**AIM OF THE EXERCISE:** Transcribe every entry word for word. Skip the pictures.

**STORED RECORDS:**

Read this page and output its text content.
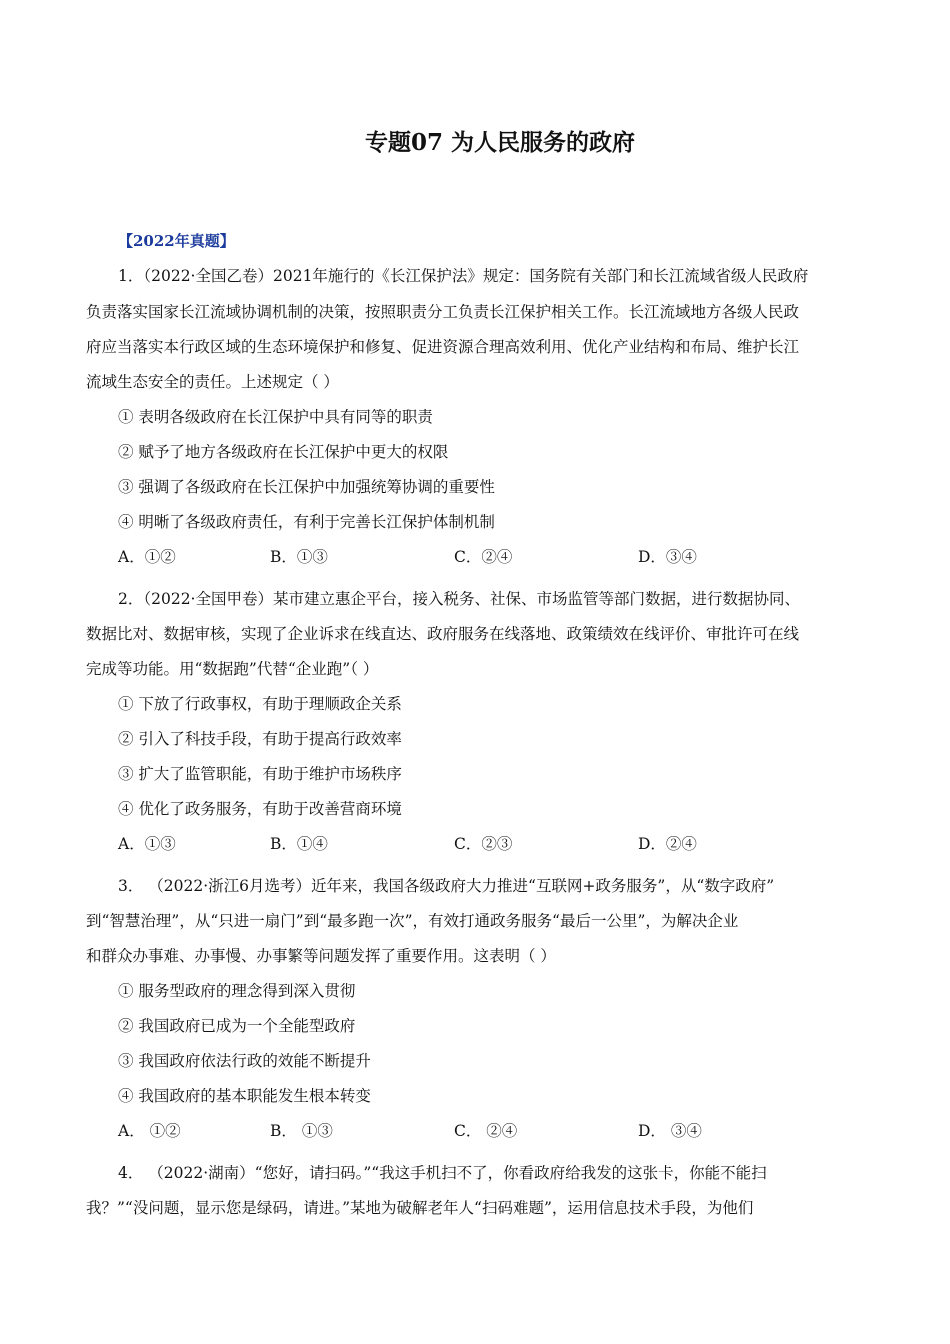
专题07 为人民服务的政府
【2022年真题】
1．（2022·全国乙卷）2021年施行的《长江保护法》规定：国务院有关部门和长江流域省级人民政府
负责落实国家长江流域协调机制的决策，按照职责分工负责长江保护相关工作。长江流域地方各级人民政
府应当落实本行政区域的生态环境保护和修复、促进资源合理高效利用、优化产业结构和布局、维护长江
流域生态安全的责任。上述规定（ ）
① 表明各级政府在长江保护中具有同等的职责
② 赋予了地方各级政府在长江保护中更大的权限
③ 强调了各级政府在长江保护中加强统筹协调的重要性
④ 明晰了各级政府责任，有利于完善长江保护体制机制
A．①②	B．①③	C．②④	D．③④
2．（2022·全国甲卷）某市建立惠企平台，接入税务、社保、市场监管等部门数据，进行数据协同、
数据比对、数据审核，实现了企业诉求在线直达、政府服务在线落地、政策绩效在线评价、审批许可在线
完成等功能。用“数据跑”代替“企业跑”（ ）
① 下放了行政事权，有助于理顺政企关系
② 引入了科技手段，有助于提高行政效率
③ 扩大了监管职能，有助于维护市场秩序
④ 优化了政务服务，有助于改善营商环境
A．①③	B．①④	C．②③	D．②④
3． （2022·浙江6月选考）近年来，我国各级政府大力推进“互联网+政务服务”，从“数字政府”
到“智慧治理”，从“只进一扇门”到“最多跑一次”，有效打通政务服务“最后一公里”，为解决企业
和群众办事难、办事慢、办事繁等问题发挥了重要作用。这表明（ ）
① 服务型政府的理念得到深入贯彻
② 我国政府已成为一个全能型政府
③ 我国政府依法行政的效能不断提升
④ 我国政府的基本职能发生根本转变
A． ①②	B． ①③	C． ②④	D． ③④
4． （2022·湖南）“您好，请扫码。”“我这手机扫不了，你看政府给我发的这张卡，你能不能扫
我？”“没问题，显示您是绿码，请进。”某地为破解老年人“扫码难题”，运用信息技术手段，为他们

**TASK OUTPUT:**
Read this page and output its text content.
专题07 为人民服务的政府
【2022年真题】
1．（2022·全国乙卷）2021年施行的《长江保护法》规定：国务院有关部门和长江流域省级人民政府
负责落实国家长江流域协调机制的决策，按照职责分工负责长江保护相关工作。长江流域地方各级人民政
府应当落实本行政区域的生态环境保护和修复、促进资源合理高效利用、优化产业结构和布局、维护长江
流域生态安全的责任。上述规定（ ）
① 表明各级政府在长江保护中具有同等的职责
② 赋予了地方各级政府在长江保护中更大的权限
③ 强调了各级政府在长江保护中加强统筹协调的重要性
④ 明晰了各级政府责任，有利于完善长江保护体制机制
A．①②	B．①③	C．②④	D．③④
2．（2022·全国甲卷）某市建立惠企平台，接入税务、社保、市场监管等部门数据，进行数据协同、
数据比对、数据审核，实现了企业诉求在线直达、政府服务在线落地、政策绩效在线评价、审批许可在线
完成等功能。用“数据跑”代替“企业跑”（ ）
① 下放了行政事权，有助于理顺政企关系
② 引入了科技手段，有助于提高行政效率
③ 扩大了监管职能，有助于维护市场秩序
④ 优化了政务服务，有助于改善营商环境
A．①③	B．①④	C．②③	D．②④
3． （2022·浙江6月选考）近年来，我国各级政府大力推进“互联网+政务服务”，从“数字政府”
到“智慧治理”，从“只进一扇门”到“最多跑一次”，有效打通政务服务“最后一公里”，为解决企业
和群众办事难、办事慢、办事繁等问题发挥了重要作用。这表明（ ）
① 服务型政府的理念得到深入贯彻
② 我国政府已成为一个全能型政府
③ 我国政府依法行政的效能不断提升
④ 我国政府的基本职能发生根本转变
A． ①②	B． ①③	C． ②④	D． ③④
4． （2022·湖南）“您好，请扫码。”“我这手机扫不了，你看政府给我发的这张卡，你能不能扫
我？”“没问题，显示您是绿码，请进。”某地为破解老年人“扫码难题”，运用信息技术手段，为他们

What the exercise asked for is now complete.